◆ What you have to do ◆
Copy out each line that includes the word "listájának".

◆ Stored records ◆
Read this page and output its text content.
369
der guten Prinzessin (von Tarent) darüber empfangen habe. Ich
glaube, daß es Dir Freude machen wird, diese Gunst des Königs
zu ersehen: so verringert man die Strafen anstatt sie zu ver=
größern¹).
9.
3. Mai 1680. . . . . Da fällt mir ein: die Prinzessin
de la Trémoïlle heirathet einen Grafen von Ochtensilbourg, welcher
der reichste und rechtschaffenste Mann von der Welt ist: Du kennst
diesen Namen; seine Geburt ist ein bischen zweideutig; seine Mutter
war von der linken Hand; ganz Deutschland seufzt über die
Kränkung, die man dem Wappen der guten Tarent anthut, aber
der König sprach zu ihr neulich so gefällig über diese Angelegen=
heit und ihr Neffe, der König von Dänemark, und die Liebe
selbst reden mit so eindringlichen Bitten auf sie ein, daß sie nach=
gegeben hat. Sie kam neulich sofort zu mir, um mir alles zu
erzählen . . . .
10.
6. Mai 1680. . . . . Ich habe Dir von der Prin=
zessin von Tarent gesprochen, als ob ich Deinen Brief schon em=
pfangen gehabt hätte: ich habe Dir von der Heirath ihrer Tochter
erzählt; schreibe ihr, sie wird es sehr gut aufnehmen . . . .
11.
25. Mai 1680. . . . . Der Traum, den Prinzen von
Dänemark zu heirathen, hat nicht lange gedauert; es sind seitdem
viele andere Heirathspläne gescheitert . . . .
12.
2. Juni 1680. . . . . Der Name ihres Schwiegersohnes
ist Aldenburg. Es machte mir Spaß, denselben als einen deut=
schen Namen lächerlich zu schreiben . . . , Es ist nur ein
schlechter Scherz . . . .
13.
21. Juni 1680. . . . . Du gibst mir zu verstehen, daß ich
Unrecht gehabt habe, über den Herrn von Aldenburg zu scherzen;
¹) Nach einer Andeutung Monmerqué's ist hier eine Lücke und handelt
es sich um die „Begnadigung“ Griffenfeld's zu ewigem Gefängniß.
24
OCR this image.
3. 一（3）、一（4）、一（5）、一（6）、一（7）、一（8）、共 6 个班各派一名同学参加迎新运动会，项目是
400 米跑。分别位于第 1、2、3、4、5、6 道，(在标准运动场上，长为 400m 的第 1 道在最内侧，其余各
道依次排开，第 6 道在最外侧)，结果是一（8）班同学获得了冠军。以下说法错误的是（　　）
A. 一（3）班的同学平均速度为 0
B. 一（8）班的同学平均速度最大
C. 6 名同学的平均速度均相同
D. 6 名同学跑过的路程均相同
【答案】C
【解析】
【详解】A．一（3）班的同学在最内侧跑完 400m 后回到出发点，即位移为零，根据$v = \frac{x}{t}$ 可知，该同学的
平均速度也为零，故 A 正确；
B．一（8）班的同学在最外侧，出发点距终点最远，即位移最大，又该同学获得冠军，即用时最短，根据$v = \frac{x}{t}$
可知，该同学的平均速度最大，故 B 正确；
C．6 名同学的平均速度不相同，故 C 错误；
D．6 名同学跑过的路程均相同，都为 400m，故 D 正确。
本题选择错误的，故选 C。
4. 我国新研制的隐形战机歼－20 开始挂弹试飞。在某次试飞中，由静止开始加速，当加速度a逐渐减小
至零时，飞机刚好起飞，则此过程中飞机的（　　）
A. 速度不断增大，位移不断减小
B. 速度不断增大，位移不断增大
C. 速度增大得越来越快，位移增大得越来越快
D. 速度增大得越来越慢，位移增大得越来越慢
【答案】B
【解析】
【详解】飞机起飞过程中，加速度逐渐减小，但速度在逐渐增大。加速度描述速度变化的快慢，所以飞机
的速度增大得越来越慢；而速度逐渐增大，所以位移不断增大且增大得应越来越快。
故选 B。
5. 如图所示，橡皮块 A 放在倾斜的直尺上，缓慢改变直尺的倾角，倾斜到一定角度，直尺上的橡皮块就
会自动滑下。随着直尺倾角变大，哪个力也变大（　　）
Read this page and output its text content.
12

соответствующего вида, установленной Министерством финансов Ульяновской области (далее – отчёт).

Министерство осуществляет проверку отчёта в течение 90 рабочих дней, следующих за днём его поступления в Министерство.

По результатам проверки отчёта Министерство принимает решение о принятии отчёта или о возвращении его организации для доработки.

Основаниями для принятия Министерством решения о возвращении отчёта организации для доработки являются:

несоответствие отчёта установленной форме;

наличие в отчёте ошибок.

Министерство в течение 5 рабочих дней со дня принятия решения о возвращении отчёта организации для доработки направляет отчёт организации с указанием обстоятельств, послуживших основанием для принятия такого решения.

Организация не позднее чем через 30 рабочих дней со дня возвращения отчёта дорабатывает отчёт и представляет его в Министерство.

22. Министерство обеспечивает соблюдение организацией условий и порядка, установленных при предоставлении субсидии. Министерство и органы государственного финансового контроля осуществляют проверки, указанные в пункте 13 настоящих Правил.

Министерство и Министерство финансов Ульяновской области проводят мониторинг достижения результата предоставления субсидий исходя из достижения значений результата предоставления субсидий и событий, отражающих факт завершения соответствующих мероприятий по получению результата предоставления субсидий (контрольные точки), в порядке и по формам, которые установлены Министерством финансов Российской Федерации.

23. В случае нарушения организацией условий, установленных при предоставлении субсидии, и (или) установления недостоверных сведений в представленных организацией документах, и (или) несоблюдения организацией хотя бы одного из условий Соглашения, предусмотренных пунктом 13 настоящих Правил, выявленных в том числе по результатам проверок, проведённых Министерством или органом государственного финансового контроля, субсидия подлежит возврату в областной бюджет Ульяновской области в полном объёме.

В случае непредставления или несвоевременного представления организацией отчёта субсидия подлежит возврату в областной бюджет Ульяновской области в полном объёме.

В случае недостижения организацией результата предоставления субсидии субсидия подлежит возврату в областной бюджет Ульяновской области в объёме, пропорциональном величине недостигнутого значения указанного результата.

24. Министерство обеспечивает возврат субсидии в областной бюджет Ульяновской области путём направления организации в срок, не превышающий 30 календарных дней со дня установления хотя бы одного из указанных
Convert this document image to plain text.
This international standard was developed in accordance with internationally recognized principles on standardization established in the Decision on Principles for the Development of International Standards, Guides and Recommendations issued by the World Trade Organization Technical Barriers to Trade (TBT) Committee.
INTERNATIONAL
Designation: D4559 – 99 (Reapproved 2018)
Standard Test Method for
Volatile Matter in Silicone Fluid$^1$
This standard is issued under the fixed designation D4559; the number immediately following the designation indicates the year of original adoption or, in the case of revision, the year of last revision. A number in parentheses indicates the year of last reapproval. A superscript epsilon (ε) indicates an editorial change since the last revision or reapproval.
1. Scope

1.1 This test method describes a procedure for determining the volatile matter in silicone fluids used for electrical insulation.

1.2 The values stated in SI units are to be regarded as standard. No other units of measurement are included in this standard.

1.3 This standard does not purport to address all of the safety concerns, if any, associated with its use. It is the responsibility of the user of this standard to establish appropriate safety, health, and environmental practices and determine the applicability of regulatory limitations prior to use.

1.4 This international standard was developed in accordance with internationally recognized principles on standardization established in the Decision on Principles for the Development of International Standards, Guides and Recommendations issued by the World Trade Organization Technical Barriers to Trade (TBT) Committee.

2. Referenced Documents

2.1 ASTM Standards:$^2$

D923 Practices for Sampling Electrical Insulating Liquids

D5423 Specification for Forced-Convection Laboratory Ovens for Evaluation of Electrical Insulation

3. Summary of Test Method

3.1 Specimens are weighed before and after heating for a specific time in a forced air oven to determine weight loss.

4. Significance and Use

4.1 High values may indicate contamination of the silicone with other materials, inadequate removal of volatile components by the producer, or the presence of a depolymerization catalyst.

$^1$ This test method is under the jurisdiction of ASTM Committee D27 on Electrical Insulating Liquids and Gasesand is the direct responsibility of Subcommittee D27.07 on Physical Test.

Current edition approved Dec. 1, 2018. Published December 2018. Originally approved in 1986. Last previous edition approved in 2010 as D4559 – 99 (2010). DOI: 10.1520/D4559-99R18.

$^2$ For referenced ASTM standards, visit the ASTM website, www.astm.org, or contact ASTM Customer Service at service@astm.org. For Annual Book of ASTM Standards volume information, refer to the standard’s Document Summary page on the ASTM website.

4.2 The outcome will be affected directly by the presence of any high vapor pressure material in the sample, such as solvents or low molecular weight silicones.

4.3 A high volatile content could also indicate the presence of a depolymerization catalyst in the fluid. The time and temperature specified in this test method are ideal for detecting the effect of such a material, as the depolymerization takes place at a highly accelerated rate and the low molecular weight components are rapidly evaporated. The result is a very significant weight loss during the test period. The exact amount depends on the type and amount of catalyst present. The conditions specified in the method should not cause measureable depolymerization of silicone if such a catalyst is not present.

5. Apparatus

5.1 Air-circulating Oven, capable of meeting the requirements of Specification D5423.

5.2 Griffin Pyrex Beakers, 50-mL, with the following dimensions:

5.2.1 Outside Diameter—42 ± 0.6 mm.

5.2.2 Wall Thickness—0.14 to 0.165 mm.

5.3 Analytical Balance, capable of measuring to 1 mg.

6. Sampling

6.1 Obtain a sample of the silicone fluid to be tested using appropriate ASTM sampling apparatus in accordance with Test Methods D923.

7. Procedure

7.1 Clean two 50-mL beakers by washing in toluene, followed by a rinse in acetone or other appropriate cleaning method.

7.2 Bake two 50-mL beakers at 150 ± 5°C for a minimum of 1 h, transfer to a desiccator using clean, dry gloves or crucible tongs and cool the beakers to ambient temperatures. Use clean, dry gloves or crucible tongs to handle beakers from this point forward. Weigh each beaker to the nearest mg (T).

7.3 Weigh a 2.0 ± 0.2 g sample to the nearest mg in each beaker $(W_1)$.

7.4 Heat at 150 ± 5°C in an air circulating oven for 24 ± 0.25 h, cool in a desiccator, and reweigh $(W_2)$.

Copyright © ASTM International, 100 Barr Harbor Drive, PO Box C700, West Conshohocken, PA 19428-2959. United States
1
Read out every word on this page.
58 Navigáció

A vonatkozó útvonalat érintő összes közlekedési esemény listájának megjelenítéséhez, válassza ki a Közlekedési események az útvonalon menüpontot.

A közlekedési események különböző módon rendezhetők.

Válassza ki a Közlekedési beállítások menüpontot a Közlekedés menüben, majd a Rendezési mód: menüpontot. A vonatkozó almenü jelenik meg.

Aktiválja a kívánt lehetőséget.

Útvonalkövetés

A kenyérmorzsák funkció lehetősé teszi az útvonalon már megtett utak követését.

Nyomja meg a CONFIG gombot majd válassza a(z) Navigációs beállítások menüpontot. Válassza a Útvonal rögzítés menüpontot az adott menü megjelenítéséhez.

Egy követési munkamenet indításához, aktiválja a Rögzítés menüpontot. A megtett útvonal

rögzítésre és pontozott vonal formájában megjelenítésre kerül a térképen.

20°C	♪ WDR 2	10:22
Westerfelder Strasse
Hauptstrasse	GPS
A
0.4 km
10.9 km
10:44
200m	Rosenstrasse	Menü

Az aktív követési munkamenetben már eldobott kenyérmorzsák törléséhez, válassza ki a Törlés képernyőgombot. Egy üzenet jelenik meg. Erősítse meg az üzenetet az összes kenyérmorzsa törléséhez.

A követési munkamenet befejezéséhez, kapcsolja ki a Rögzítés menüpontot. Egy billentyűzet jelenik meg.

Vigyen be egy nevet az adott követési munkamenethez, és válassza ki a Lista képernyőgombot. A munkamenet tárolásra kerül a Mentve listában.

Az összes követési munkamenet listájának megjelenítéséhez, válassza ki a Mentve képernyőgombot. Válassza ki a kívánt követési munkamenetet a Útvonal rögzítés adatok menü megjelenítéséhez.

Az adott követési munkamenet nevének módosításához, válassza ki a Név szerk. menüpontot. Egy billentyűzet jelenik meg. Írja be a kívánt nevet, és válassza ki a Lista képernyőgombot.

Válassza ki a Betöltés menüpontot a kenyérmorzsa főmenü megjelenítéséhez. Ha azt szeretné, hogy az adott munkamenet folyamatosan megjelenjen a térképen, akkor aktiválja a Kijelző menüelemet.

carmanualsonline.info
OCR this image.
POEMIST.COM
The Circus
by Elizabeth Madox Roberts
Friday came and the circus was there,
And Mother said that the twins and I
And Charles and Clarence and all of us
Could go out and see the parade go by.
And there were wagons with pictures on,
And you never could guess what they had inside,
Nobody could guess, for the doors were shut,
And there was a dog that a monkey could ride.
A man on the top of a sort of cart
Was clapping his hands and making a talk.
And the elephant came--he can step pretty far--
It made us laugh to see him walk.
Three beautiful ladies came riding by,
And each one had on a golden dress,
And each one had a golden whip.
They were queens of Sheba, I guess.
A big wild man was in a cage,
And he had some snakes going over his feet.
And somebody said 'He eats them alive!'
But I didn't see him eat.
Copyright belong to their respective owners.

◆ Final result ◆
A vonatkozó útvonalat érintő összes közlekedési esemény listájának megjelenítéséhez, válassza ki a Közlekedési események az útvonalon menüpontot.
Az összes követési munkamenet listájának megjelenítéséhez, válassza ki a Mentve képernyőgombot. Válassza ki a kívánt követési munkamenetet a Útvonal rögzítés adatok menü megjelenítéséhez.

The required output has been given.